What you need to do:
Exclude any images and output the remaining records exactly.
:: Records shown
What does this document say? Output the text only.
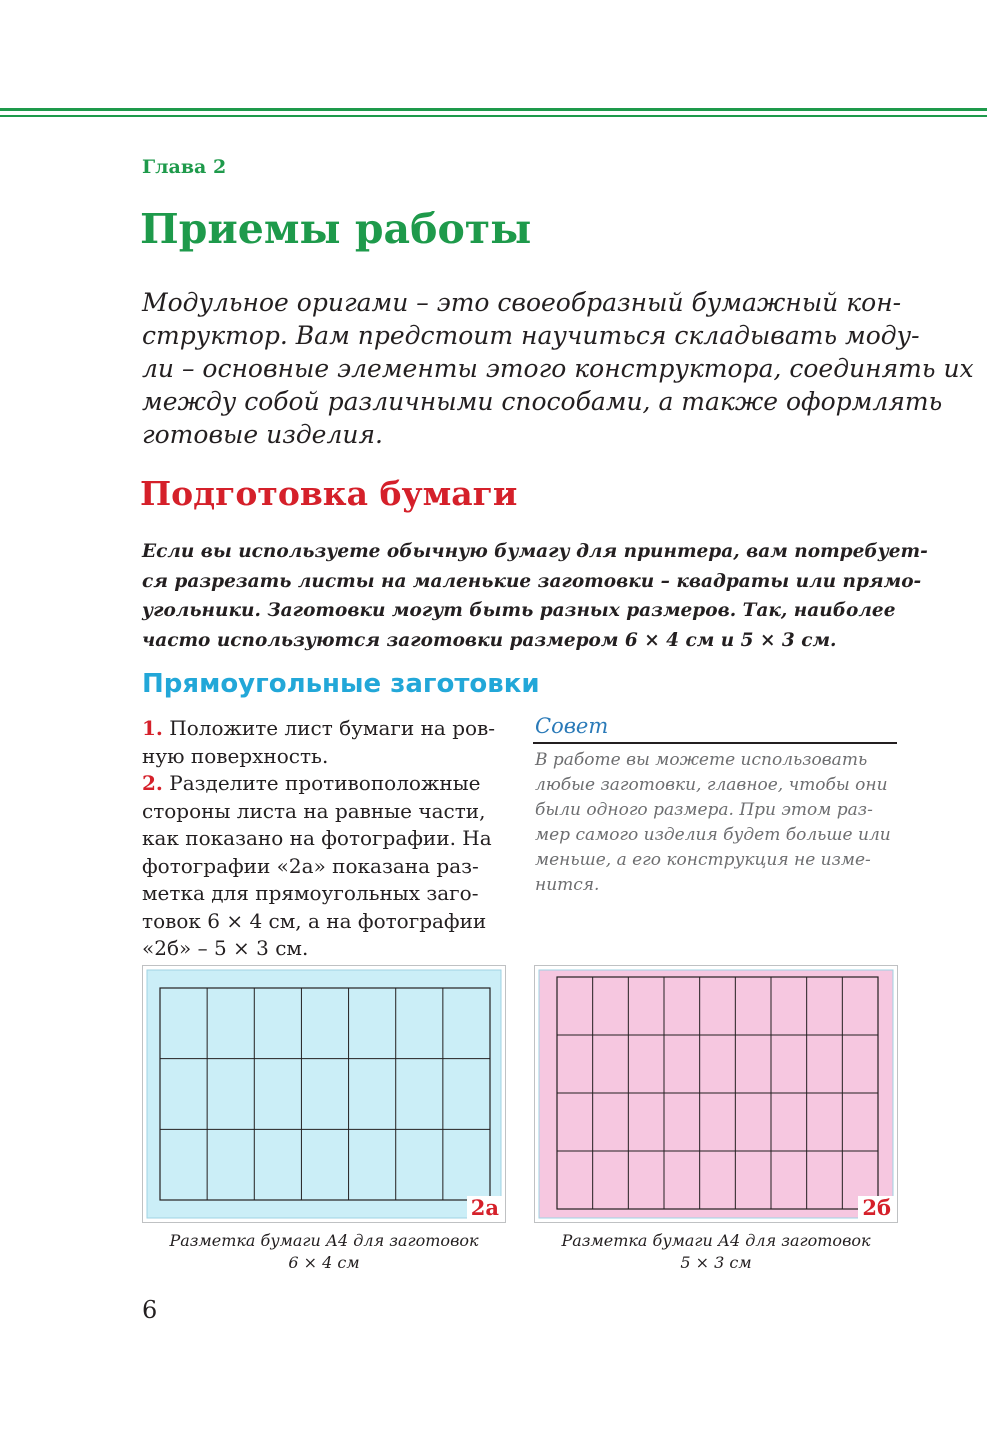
Глава 2
Приемы работы
Модульное оригами – это своеобразный бумажный кон-
структор. Вам предстоит научиться складывать моду-
ли – основные элементы этого конструктора, соединять их
между собой различными способами, а также оформлять
готовые изделия.
Подготовка бумаги
Если вы используете обычную бумагу для принтера, вам потребует-
ся разрезать листы на маленькие заготовки – квадраты или прямо-
угольники. Заготовки могут быть разных размеров. Так, наиболее
часто используются заготовки размером 6 × 4 см и 5 × 3 см.
Прямоугольные заготовки
1. Положите лист бумаги на ров-
ную поверхность.
2. Разделите противоположные
стороны листа на равные части,
как показано на фотографии. На
фотографии «2а» показана раз-
метка для прямоугольных заго-
товок 6 × 4 см, а на фотографии
«2б» – 5 × 3 см.
Совет
В работе вы можете использовать
любые заготовки, главное, чтобы они
были одного размера. При этом раз-
мер самого изделия будет больше или
меньше, а его конструкция не изме-
нится.
2а
Разметка бумаги А4 для заготовок
6 × 4 см
2б
Разметка бумаги А4 для заготовок
5 × 3 см
6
::::
Response to the exercise:
What does this document say? Output the text only.
Глава 2
Приемы работы
Модульное оригами – это своеобразный бумажный кон-
структор. Вам предстоит научиться складывать моду-
ли – основные элементы этого конструктора, соединять их
между собой различными способами, а также оформлять
готовые изделия.
Подготовка бумаги
Если вы используете обычную бумагу для принтера, вам потребует-
ся разрезать листы на маленькие заготовки – квадраты или прямо-
угольники. Заготовки могут быть разных размеров. Так, наиболее
часто используются заготовки размером 6 × 4 см и 5 × 3 см.
Прямоугольные заготовки
1. Положите лист бумаги на ров-
ную поверхность.
2. Разделите противоположные
стороны листа на равные части,
как показано на фотографии. На
фотографии «2а» показана раз-
метка для прямоугольных заго-
товок 6 × 4 см, а на фотографии
«2б» – 5 × 3 см.
Совет
В работе вы можете использовать
любые заготовки, главное, чтобы они
были одного размера. При этом раз-
мер самого изделия будет больше или
меньше, а его конструкция не изме-
нится.
2а
Разметка бумаги А4 для заготовок
6 × 4 см
2б
Разметка бумаги А4 для заготовок
5 × 3 см
6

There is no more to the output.